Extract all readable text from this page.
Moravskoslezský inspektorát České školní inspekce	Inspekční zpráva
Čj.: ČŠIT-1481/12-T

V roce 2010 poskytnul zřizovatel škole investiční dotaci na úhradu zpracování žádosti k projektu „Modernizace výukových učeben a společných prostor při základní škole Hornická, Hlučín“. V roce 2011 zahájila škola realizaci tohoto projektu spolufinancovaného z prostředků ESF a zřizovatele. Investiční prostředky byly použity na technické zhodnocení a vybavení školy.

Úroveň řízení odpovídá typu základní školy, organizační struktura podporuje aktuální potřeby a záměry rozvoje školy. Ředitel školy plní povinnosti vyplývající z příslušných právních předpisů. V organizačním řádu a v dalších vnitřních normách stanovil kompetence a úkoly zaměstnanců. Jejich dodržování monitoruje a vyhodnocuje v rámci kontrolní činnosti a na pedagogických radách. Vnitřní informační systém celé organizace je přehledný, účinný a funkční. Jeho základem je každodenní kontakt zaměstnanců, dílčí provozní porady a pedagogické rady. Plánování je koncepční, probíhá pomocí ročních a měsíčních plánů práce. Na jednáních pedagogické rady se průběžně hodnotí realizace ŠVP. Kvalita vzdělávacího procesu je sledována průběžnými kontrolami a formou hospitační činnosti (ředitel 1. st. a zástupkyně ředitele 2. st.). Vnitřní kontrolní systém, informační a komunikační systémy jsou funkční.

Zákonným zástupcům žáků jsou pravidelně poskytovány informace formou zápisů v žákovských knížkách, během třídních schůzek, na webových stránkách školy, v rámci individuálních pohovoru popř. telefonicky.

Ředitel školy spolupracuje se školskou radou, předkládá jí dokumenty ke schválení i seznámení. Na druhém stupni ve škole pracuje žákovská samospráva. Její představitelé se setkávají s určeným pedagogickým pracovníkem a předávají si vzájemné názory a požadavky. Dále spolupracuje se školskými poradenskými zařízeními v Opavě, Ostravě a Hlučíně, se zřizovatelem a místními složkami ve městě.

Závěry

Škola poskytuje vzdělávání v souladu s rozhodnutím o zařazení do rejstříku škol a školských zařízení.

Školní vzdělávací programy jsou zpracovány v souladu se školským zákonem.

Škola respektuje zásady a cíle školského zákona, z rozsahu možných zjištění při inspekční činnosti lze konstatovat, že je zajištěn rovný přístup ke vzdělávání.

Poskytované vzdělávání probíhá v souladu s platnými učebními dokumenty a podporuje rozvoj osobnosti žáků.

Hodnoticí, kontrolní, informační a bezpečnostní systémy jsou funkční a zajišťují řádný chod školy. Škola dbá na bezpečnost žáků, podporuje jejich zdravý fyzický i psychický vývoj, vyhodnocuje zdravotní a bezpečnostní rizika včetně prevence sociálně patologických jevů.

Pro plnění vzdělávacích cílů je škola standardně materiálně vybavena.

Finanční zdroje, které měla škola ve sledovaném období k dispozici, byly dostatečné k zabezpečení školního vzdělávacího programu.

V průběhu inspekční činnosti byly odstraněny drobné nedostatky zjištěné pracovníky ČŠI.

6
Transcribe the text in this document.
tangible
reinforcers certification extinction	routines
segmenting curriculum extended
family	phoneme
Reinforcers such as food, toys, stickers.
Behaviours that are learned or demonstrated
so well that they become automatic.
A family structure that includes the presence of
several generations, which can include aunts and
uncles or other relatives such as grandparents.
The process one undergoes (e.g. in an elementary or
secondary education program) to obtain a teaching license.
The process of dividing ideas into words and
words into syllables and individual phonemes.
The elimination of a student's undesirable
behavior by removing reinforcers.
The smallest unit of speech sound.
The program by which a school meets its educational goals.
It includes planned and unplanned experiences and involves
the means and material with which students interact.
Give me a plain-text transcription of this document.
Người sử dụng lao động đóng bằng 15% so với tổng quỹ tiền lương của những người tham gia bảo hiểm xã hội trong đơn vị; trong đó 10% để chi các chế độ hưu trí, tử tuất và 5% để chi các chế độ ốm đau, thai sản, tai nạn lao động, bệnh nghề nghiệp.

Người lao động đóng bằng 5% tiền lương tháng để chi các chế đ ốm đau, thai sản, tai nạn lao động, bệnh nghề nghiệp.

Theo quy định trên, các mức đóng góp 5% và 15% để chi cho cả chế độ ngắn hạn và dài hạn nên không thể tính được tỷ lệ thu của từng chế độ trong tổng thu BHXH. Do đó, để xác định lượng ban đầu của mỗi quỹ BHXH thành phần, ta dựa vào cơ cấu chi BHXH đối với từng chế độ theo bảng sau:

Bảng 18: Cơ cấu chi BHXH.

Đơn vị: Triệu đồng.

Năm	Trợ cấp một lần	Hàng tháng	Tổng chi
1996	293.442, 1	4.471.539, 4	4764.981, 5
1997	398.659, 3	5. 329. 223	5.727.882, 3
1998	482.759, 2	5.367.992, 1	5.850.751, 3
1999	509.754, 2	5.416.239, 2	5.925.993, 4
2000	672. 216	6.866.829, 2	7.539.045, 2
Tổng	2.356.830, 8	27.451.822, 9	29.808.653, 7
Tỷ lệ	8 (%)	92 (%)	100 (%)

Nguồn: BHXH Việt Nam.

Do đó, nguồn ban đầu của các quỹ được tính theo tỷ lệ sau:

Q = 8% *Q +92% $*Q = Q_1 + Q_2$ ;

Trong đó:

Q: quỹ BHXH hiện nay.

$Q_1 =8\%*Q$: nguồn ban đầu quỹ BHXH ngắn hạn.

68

* * *

◆ **Exercise prompt**:
Please quote the data above in full, with no line missing.

◆ **Response to this exercise**:
Extract all readable text from this page.
Moravskoslezský inspektorát České školní inspekce	Inspekční zpráva
Čj.: ČŠIT-1481/12-T

V roce 2010 poskytnul zřizovatel škole investiční dotaci na úhradu zpracování žádosti k projektu „Modernizace výukových učeben a společných prostor při základní škole Hornická, Hlučín“. V roce 2011 zahájila škola realizaci tohoto projektu spolufinancovaného z prostředků ESF a zřizovatele. Investiční prostředky byly použity na technické zhodnocení a vybavení školy.

Úroveň řízení odpovídá typu základní školy, organizační struktura podporuje aktuální potřeby a záměry rozvoje školy. Ředitel školy plní povinnosti vyplývající z příslušných právních předpisů. V organizačním řádu a v dalších vnitřních normách stanovil kompetence a úkoly zaměstnanců. Jejich dodržování monitoruje a vyhodnocuje v rámci kontrolní činnosti a na pedagogických radách. Vnitřní informační systém celé organizace je přehledný, účinný a funkční. Jeho základem je každodenní kontakt zaměstnanců, dílčí provozní porady a pedagogické rady. Plánování je koncepční, probíhá pomocí ročních a měsíčních plánů práce. Na jednáních pedagogické rady se průběžně hodnotí realizace ŠVP. Kvalita vzdělávacího procesu je sledována průběžnými kontrolami a formou hospitační činnosti (ředitel 1. st. a zástupkyně ředitele 2. st.). Vnitřní kontrolní systém, informační a komunikační systémy jsou funkční.

Zákonným zástupcům žáků jsou pravidelně poskytovány informace formou zápisů v žákovských knížkách, během třídních schůzek, na webových stránkách školy, v rámci individuálních pohovoru popř. telefonicky.

Ředitel školy spolupracuje se školskou radou, předkládá jí dokumenty ke schválení i seznámení. Na druhém stupni ve škole pracuje žákovská samospráva. Její představitelé se setkávají s určeným pedagogickým pracovníkem a předávají si vzájemné názory a požadavky. Dále spolupracuje se školskými poradenskými zařízeními v Opavě, Ostravě a Hlučíně, se zřizovatelem a místními složkami ve městě.

Závěry

Škola poskytuje vzdělávání v souladu s rozhodnutím o zařazení do rejstříku škol a školských zařízení.

Školní vzdělávací programy jsou zpracovány v souladu se školským zákonem.

Škola respektuje zásady a cíle školského zákona, z rozsahu možných zjištění při inspekční činnosti lze konstatovat, že je zajištěn rovný přístup ke vzdělávání.

Poskytované vzdělávání probíhá v souladu s platnými učebními dokumenty a podporuje rozvoj osobnosti žáků.

Hodnoticí, kontrolní, informační a bezpečnostní systémy jsou funkční a zajišťují řádný chod školy. Škola dbá na bezpečnost žáků, podporuje jejich zdravý fyzický i psychický vývoj, vyhodnocuje zdravotní a bezpečnostní rizika včetně prevence sociálně patologických jevů.

Pro plnění vzdělávacích cílů je škola standardně materiálně vybavena.

Finanční zdroje, které měla škola ve sledovaném období k dispozici, byly dostatečné k zabezpečení školního vzdělávacího programu.

V průběhu inspekční činnosti byly odstraněny drobné nedostatky zjištěné pracovníky ČŠI.

6
Transcribe the text in this document.
tangible
reinforcers certification extinction	routines
segmenting curriculum extended
family	phoneme
Reinforcers such as food, toys, stickers.
Behaviours that are learned or demonstrated
so well that they become automatic.
A family structure that includes the presence of
several generations, which can include aunts and
uncles or other relatives such as grandparents.
The process one undergoes (e.g. in an elementary or
secondary education program) to obtain a teaching license.
The process of dividing ideas into words and
words into syllables and individual phonemes.
The elimination of a student's undesirable
behavior by removing reinforcers.
The smallest unit of speech sound.
The program by which a school meets its educational goals.
It includes planned and unplanned experiences and involves
the means and material with which students interact.
Give me a plain-text transcription of this document.
Người sử dụng lao động đóng bằng 15% so với tổng quỹ tiền lương của những người tham gia bảo hiểm xã hội trong đơn vị; trong đó 10% để chi các chế độ hưu trí, tử tuất và 5% để chi các chế độ ốm đau, thai sản, tai nạn lao động, bệnh nghề nghiệp.

Người lao động đóng bằng 5% tiền lương tháng để chi các chế đ ốm đau, thai sản, tai nạn lao động, bệnh nghề nghiệp.

Theo quy định trên, các mức đóng góp 5% và 15% để chi cho cả chế độ ngắn hạn và dài hạn nên không thể tính được tỷ lệ thu của từng chế độ trong tổng thu BHXH. Do đó, để xác định lượng ban đầu của mỗi quỹ BHXH thành phần, ta dựa vào cơ cấu chi BHXH đối với từng chế độ theo bảng sau:

Bảng 18: Cơ cấu chi BHXH.

Đơn vị: Triệu đồng.

Năm	Trợ cấp một lần	Hàng tháng	Tổng chi
1996	293.442, 1	4.471.539, 4	4764.981, 5
1997	398.659, 3	5. 329. 223	5.727.882, 3
1998	482.759, 2	5.367.992, 1	5.850.751, 3
1999	509.754, 2	5.416.239, 2	5.925.993, 4
2000	672. 216	6.866.829, 2	7.539.045, 2
Tổng	2.356.830, 8	27.451.822, 9	29.808.653, 7
Tỷ lệ	8 (%)	92 (%)	100 (%)

Nguồn: BHXH Việt Nam.

Do đó, nguồn ban đầu của các quỹ được tính theo tỷ lệ sau:

Q = 8% *Q +92% $*Q = Q_1 + Q_2$ ;

Trong đó:

Q: quỹ BHXH hiện nay.

$Q_1 =8\%*Q$: nguồn ban đầu quỹ BHXH ngắn hạn.

68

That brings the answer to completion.